_Compito_. Continua il testo sul mercato del lavoro nel 2018, ripartendo subito dopo la sua ultima frase.

_Brano citato_.
________________________________________

Il 2018 è stato un anno positivo per quanto riguarda il mercato del lavoro, in entrambe le province. La Marca, dal punto di vista occupazionale, sta tornando sui livelli pre-crisi del 2009. A dicembre 2018, infatti, mancavano solo 940 posti di lavoro per raggiungere il livello occupazionale dell’inizio del 2008. A dicembre 2017 le posizioni che ancora mancavano all’appello erano più di 9.000.

Complessivamente, nel 2018 si sono create 8.075 posizioni lavorative dipendenti (di cui la metà a tempo determinato), valore superiore all’anno precedente che si è fermato a 7.420. La dinamica delle posizioni dipendenti del quarto trimestre 2018 si è dimostrata però leggermente peggiore del 2017: il saldo è stato negativo per -5.565 unità (nel 2017 era fermato a -5.105), con difficoltà soprattutto nel tessile, abbigliamento e calzaturiero, nel metalmeccanico, nelle costruzioni, nel commercio all’ingrosso e nel magazzinaggio.

________________________________________

_Estratto dei dati_.
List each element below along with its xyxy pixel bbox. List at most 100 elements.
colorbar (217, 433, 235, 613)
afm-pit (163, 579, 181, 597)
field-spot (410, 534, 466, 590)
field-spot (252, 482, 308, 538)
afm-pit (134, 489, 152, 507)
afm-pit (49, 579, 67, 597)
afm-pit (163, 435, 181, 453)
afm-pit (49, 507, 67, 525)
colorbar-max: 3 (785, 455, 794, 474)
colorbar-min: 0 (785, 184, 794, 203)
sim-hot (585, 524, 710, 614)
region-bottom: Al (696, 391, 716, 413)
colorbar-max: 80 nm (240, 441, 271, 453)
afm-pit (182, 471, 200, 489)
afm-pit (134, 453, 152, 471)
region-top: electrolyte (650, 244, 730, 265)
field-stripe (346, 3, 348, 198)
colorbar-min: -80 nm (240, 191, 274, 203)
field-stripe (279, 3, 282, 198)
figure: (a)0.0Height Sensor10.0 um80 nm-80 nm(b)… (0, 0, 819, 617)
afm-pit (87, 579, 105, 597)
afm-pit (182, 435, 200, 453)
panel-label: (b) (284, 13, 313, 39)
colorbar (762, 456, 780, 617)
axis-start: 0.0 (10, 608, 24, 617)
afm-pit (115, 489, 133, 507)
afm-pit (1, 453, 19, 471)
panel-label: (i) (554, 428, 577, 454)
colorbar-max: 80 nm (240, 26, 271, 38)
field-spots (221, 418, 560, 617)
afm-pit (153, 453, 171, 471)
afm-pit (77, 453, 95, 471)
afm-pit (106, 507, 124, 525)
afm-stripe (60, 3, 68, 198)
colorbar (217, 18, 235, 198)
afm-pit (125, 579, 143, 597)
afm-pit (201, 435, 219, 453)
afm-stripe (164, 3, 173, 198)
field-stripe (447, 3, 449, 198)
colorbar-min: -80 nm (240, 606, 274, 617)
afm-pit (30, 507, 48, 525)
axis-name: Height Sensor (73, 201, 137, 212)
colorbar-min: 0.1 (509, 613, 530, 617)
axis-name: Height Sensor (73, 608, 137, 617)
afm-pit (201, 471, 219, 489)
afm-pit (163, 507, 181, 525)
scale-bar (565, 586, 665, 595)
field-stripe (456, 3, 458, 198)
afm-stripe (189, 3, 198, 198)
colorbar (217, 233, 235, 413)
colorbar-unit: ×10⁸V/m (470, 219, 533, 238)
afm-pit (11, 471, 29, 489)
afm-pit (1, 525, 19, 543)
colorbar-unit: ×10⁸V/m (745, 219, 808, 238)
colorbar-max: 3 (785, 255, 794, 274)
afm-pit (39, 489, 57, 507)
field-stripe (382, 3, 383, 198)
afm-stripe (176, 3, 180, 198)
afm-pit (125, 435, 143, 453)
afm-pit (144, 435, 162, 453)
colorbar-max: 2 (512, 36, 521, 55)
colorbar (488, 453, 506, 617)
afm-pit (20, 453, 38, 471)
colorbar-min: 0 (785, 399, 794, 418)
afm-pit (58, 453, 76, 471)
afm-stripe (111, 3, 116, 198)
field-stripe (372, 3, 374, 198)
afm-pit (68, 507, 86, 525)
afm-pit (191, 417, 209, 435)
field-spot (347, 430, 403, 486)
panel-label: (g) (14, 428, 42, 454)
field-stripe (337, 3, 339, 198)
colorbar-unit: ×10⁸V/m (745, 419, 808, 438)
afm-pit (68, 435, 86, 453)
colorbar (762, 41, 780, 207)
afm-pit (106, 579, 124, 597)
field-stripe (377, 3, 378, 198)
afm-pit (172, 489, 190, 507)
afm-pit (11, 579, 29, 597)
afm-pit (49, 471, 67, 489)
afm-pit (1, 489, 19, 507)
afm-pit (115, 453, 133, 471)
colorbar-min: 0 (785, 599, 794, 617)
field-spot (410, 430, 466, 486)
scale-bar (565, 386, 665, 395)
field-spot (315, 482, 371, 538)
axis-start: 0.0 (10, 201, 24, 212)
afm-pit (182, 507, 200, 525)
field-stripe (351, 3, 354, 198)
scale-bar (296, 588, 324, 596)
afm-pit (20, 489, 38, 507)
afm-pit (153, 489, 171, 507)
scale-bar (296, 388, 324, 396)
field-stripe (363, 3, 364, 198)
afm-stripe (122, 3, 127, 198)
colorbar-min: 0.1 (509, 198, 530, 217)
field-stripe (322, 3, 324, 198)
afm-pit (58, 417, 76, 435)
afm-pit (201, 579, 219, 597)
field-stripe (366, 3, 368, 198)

________________________________________

_Risposta_.
Anche in provincia di Belluno nel corso del 2018 è proseguito, seppur lentamente, il recupero dei posti di lavoro: per raggiungere i livelli pre-crisi a dicembre del 2018 mancavano circa 1.555 posizioni, nello stesso mese del 2017 erano -2.435. Il 2018 ha quindi recuperato 875 posizioni, valore più basso di quanto registrato nel 2017 (1.270 unità). Nel quarto trimestre si registra un saldo positivo (2.180, complice la stagione turistica), superiore all’anno precedente (1.940 posizioni nette nel 2017). Nel 2018, il 66% dei contratti è a tempo determinato (due punti percentuali in più rispetto all’anno prima). Passa dall’8,8 al 10,3% la quota di contratti a tempo indeterminato, con un calo del 4% dei contratti in somministrazione.